# Série de tâches:
1: Pour chacune des affirmations suivantes, indiquez par oui ou par non si elle concorde avec le texte sur la réforme des prêts immobiliers, en citant exactement les mots qui tranchent : (a) Freddie Mac et Fannie Mae accordent directement des crédits aux particuliers ; (b) le Trésor américain détient toujours le capital des deux organismes ; (c) le prêt à taux fixe sur 30 ans est apparu dans les années 60.
2: Reprenez le texte sur la réforme des prêts immobiliers après sa dernière phrase et poursuivez-le sur quelques paragraphes.

# Texte fourni:
—————

USA: le rêve américain au centre d'une réforme des prêts immobiliers

Une refonte en cours du financement du crédit immobilier aux Etats-Unis soulève d'intenses discussions sur le rôle de l'Etat dans la garantie des prêts sur 30 ans, part du rêve Américain qui veut que chacun accède à la propriété.

L'administration ne veut pas répéter le scénario de septembre 2008 où l'argent des contribuables (188 milliards de dollars) avait sauvé les deux organismes de refinancement immobilier, évitant qu'ils n'emportent dans leur chute l'énorme marché des obligations hypothécaires.

Freddie Mac et Fannie Mae --dont les noms ne sont que l'adaptation phonétique de leurs acronymes comme Federal National Mortgage Association (FNMA) pour Fannie Mae--, ne font pas de crédits mais rachètent aux banques les prêts immobiliers et les garantissent. Les deux organismes les transforment en titres et les revendent aux investisseurs.

En garantissant plus de 6.000 milliards de dollars de titres, ces géants financiers représentent "le 2e marché obligataire du monde après les bons du Trésor", explique à l'AFP Ed Pinto, un ancien responsable de Fannie Mae aujourd'hui expert à l'American Enterprise Institute.

Avec d'autres agences fédérales, Fannie Mae et Freddie Mac garantissent aujourd'hui près de 85% des prêts immobiliers individuels. "Aux Etats-Unis, le gouvernement est très impliqué dans le financement du crédit immobilier", reconnaît M. Pinto.

Agences hybrides depuis des décennies, cotées en bourse mais réglementées par l'Etat avec une mission de service public pour encourager une accession équitable à la propriété, elles sont tombées dans l'escarcelle du Trésor américain au plus fort de la crise.

Le Trésor en conserve toujours le capital (170 milliards de dollars). Elles lui reversent de juteux dividendes, tirés de bénéfices retrouvés, notamment grâce aux amendes infligées aux banques qui leur avaient vendu des crédits douteux avant que la bulle immobilière n'éclate.

La réforme des sénateurs démocrate Tim Johnson et républicain Mike Crapo vise à introduire davantage de capital et donc de risque privé dans le système tout en conservant le prêt à taux fixe sur 30 ans.

Apparu dans les années 60, ce prêt immobilier --une rareté ailleurs qu'aux Etats-Unis et au Danemark--, est associé au "rêve américain". Il est crédité d'avoir permis à des millions d'Américains de devenir propriétaires.

—————

# Lignes de données:

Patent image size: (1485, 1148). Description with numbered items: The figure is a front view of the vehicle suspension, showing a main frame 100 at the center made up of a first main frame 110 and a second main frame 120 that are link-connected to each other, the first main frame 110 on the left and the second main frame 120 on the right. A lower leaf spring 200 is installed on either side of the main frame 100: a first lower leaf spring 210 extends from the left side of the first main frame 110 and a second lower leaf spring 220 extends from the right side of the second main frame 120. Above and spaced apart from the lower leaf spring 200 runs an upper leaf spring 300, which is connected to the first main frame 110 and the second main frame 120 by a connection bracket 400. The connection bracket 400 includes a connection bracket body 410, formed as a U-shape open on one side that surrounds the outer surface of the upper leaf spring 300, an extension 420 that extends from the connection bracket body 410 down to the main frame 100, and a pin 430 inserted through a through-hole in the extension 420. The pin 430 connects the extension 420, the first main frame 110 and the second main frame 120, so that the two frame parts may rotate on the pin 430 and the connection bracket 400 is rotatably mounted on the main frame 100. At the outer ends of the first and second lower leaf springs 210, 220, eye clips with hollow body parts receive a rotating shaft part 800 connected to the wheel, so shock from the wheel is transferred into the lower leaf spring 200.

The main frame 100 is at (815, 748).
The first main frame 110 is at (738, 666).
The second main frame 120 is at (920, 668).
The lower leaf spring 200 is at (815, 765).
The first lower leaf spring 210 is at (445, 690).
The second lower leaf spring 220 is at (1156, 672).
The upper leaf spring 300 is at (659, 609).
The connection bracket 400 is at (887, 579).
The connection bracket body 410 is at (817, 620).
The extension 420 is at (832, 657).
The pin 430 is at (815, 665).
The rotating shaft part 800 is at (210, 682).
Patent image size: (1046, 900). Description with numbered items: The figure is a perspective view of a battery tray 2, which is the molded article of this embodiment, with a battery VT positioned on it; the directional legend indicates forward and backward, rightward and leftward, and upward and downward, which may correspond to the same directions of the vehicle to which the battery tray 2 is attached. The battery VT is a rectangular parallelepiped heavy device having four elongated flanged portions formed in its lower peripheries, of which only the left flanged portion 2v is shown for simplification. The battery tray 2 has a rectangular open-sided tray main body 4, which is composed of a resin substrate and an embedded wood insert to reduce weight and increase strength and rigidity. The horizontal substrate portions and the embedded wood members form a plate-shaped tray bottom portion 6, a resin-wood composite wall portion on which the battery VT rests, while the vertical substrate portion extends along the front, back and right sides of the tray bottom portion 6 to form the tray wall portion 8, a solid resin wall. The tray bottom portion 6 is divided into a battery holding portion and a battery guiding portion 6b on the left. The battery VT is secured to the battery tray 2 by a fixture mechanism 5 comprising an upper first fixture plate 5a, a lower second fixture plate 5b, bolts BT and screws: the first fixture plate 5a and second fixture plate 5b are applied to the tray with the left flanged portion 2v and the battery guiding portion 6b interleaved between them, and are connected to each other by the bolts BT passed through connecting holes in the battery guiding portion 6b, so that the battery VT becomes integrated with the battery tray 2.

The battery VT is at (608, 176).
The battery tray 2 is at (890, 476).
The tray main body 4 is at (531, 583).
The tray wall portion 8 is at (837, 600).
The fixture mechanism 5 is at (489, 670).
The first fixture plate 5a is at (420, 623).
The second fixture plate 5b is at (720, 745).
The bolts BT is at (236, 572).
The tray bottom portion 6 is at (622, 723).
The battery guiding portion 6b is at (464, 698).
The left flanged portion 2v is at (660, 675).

—————

# Réponses:
1:
(a) Non : « ne font pas de crédits mais rachètent aux banques les prêts immobiliers et les garantissent ».
(b) Oui : « Le Trésor en conserve toujours le capital (170 milliards de dollars) ».
(c) Oui : « Apparu dans les années 60, ce prêt immobilier ».

2:
"Il a prouvé être un instrument sûr pour le développement du patrimoine des familles américaines", affirme à l'AFP Nikitra Bailey de l'organisation à but non-lucratif Center for Responsible Lending.

Mais sur une telle durée, "il est virtuellement impossible qu'il soit financé totalement par le secteur privé", estime Rob Couch, du centre d'études Bipartisan Policy Center.

Un postulat qui n'est pas partagé par tous: "Je ne comprends pas cette notion sacro-sainte du prêt à 30 ans. Pourquoi le fait que le gouvernement subventionne le prêt à 30 ans irait de soi ?", s'insurge l'économiste Dean Baker, co-directeur du Center for Economic and Policy Research.

Certains soulignent aussi que cette formule de prêt a davantage profité aux banques et au marché immobilier qu'aux propriétaires. "On l'aime parce qu'il abaisse les échéances mensuelles mais pour finir, il fait grimper le prix des maisons", affirme Ed Pinto.

Cet expert rappelle qu'avec un taux de propriétaires de 62% (sans tenir compte des saisies en cours), les Etats-Unis sont seulement dans la moyenne des pays riches et sont redescendus au niveau des années 60. Pendant la bulle immobilière, ce taux est monté à plus de 69% en 2004 ce qui, précisément, s'est révélé "intenable".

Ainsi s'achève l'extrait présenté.